Set exercise:
Exactly as they appear, copy the lines of the listing from the one containing "Read all visible content and emit it as JSON." through the final line, both included, and nothing else.

** BEGIN Exercise materials **

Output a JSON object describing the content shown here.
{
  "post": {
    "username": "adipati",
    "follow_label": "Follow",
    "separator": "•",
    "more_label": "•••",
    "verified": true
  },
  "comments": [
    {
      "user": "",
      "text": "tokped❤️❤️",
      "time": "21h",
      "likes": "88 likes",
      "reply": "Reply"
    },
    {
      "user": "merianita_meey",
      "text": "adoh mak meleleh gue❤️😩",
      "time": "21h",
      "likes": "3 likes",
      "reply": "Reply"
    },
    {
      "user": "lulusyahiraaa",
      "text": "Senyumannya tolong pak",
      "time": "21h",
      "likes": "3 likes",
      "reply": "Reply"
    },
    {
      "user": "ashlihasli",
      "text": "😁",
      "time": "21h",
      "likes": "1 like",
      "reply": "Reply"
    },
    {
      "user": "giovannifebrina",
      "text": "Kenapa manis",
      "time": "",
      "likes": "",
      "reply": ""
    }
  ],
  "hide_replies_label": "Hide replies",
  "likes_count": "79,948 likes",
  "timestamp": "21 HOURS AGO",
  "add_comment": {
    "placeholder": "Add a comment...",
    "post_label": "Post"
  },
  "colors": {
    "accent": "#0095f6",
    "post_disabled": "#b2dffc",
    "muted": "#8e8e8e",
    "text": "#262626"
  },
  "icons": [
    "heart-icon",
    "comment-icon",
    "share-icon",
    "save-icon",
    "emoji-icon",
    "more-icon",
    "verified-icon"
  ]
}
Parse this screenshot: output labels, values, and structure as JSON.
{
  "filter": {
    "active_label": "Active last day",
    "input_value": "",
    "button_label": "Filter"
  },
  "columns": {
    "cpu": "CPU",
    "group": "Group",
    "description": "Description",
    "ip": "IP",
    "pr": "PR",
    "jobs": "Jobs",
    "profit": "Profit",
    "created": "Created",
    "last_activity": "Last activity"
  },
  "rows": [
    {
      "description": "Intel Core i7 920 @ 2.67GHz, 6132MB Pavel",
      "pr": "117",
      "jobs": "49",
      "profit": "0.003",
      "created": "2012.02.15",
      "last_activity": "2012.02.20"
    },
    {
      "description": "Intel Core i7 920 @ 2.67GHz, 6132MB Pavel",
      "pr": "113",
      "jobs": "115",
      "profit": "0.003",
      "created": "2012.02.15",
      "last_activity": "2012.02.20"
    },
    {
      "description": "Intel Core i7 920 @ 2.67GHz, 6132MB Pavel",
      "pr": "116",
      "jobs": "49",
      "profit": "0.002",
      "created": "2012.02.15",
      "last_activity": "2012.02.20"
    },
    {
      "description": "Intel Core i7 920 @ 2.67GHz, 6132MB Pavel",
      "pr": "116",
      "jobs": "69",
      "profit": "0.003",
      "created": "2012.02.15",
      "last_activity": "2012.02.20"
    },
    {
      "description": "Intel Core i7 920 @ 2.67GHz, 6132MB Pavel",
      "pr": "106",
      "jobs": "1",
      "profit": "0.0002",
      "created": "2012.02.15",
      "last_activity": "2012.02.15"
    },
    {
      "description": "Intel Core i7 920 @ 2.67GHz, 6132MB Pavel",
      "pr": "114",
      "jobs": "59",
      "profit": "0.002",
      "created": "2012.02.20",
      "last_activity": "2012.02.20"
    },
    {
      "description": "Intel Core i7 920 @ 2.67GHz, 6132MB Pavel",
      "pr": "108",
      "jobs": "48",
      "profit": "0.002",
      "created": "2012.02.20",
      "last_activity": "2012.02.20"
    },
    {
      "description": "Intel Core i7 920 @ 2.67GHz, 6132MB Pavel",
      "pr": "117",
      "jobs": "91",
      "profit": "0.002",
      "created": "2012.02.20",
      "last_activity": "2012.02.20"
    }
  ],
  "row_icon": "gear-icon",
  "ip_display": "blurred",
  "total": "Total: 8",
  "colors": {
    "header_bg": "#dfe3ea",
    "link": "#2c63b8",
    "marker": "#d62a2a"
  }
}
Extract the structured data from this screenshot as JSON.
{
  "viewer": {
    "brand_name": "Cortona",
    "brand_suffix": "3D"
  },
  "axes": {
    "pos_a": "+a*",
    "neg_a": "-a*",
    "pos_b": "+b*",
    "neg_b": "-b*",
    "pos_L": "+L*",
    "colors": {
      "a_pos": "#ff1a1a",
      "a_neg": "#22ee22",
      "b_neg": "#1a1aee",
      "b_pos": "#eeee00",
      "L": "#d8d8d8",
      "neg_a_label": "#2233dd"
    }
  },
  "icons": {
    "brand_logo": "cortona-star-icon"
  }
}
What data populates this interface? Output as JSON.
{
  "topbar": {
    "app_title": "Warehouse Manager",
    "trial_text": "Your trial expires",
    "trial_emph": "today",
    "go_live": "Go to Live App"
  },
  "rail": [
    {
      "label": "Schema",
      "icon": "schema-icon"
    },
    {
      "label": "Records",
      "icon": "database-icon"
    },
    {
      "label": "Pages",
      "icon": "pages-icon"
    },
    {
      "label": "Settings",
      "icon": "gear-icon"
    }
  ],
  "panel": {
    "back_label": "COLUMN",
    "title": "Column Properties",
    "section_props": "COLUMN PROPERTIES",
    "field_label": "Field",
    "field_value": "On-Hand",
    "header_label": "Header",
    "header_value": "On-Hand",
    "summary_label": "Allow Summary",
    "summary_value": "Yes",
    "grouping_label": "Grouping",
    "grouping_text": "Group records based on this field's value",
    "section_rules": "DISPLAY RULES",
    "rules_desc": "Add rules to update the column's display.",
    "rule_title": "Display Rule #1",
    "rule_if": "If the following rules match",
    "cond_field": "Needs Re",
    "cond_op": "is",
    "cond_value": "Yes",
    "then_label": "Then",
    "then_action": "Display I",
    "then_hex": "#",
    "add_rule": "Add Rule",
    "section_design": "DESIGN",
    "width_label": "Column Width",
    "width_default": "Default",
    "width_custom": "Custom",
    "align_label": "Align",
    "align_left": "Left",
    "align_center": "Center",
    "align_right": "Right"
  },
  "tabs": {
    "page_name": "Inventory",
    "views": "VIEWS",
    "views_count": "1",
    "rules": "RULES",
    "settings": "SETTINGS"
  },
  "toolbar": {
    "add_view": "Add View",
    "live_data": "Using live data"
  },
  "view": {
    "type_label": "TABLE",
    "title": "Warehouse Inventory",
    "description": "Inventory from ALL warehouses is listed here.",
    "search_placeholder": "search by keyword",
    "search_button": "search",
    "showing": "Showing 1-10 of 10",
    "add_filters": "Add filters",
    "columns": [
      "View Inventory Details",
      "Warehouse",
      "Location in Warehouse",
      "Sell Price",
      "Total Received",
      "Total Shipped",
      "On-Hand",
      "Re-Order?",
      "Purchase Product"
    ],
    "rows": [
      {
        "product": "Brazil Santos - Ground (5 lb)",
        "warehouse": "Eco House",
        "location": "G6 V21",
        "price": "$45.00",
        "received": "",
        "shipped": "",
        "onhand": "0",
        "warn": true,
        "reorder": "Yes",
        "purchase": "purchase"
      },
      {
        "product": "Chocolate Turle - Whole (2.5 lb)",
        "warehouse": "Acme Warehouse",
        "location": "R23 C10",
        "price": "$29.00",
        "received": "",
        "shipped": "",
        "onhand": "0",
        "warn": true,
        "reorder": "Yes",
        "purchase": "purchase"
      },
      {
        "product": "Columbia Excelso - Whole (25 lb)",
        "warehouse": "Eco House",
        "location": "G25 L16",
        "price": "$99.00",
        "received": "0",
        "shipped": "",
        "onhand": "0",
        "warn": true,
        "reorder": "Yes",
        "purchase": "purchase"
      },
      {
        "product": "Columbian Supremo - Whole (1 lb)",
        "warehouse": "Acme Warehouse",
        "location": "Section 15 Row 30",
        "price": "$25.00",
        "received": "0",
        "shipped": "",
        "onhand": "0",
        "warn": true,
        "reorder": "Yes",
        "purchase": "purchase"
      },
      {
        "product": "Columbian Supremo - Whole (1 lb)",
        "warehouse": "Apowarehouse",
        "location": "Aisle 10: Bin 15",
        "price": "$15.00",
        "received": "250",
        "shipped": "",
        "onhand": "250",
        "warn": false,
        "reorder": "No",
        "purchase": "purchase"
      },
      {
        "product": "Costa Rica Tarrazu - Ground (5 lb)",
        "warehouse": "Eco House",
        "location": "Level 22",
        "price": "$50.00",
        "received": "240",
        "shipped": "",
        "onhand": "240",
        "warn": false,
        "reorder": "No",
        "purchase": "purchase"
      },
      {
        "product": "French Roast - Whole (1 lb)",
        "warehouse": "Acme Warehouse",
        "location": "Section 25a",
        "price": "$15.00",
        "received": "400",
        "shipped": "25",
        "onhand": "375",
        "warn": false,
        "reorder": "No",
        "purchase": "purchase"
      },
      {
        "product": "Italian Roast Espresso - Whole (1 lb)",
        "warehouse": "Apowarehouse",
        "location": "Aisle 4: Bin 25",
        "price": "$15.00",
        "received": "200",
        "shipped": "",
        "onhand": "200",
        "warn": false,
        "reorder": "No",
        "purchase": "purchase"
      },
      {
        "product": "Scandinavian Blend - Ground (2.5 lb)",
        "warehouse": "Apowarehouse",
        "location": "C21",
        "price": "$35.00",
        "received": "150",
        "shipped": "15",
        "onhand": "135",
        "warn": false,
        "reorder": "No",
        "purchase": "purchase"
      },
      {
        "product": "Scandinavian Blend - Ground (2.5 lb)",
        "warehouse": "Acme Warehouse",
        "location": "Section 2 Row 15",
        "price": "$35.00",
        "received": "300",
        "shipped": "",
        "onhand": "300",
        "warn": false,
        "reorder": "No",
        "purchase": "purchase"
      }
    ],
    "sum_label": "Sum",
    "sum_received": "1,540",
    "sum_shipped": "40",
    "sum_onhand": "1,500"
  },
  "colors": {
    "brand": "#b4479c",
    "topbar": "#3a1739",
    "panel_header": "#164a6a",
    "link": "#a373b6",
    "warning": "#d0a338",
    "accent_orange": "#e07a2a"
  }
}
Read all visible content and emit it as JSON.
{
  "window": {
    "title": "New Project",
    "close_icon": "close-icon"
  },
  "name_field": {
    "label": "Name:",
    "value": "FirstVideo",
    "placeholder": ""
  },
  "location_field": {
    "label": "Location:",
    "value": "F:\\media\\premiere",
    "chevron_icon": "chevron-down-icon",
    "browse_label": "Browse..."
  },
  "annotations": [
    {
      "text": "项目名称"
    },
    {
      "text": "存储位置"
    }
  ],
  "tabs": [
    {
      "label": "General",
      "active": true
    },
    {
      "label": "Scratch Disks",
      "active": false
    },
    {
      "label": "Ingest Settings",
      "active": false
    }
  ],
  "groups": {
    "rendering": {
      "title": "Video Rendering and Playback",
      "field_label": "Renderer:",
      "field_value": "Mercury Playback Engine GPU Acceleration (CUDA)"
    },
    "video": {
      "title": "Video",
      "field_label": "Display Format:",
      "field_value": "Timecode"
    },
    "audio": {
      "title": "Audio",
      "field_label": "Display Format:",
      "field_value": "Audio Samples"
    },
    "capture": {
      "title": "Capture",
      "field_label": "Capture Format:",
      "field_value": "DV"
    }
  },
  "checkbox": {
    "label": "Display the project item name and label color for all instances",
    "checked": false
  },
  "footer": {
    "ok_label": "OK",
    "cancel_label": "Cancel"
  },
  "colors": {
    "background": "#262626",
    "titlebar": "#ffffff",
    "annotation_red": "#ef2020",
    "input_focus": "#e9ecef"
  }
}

** END Exercise materials **

Answer to this problem:
Read all visible content and emit it as JSON.
{
  "window": {
    "title": "New Project",
    "close_icon": "close-icon"
  },
  "name_field": {
    "label": "Name:",
    "value": "FirstVideo",
    "placeholder": ""
  },
  "location_field": {
    "label": "Location:",
    "value": "F:\\media\\premiere",
    "chevron_icon": "chevron-down-icon",
    "browse_label": "Browse..."
  },
  "annotations": [
    {
      "text": "项目名称"
    },
    {
      "text": "存储位置"
    }
  ],
  "tabs": [
    {
      "label": "General",
      "active": true
    },
    {
      "label": "Scratch Disks",
      "active": false
    },
    {
      "label": "Ingest Settings",
      "active": false
    }
  ],
  "groups": {
    "rendering": {
      "title": "Video Rendering and Playback",
      "field_label": "Renderer:",
      "field_value": "Mercury Playback Engine GPU Acceleration (CUDA)"
    },
    "video": {
      "title": "Video",
      "field_label": "Display Format:",
      "field_value": "Timecode"
    },
    "audio": {
      "title": "Audio",
      "field_label": "Display Format:",
      "field_value": "Audio Samples"
    },
    "capture": {
      "title": "Capture",
      "field_label": "Capture Format:",
      "field_value": "DV"
    }
  },
  "checkbox": {
    "label": "Display the project item name and label color for all instances",
    "checked": false
  },
  "footer": {
    "ok_label": "OK",
    "cancel_label": "Cancel"
  },
  "colors": {
    "background": "#262626",
    "titlebar": "#ffffff",
    "annotation_red": "#ef2020",
    "input_focus": "#e9ecef"
  }
}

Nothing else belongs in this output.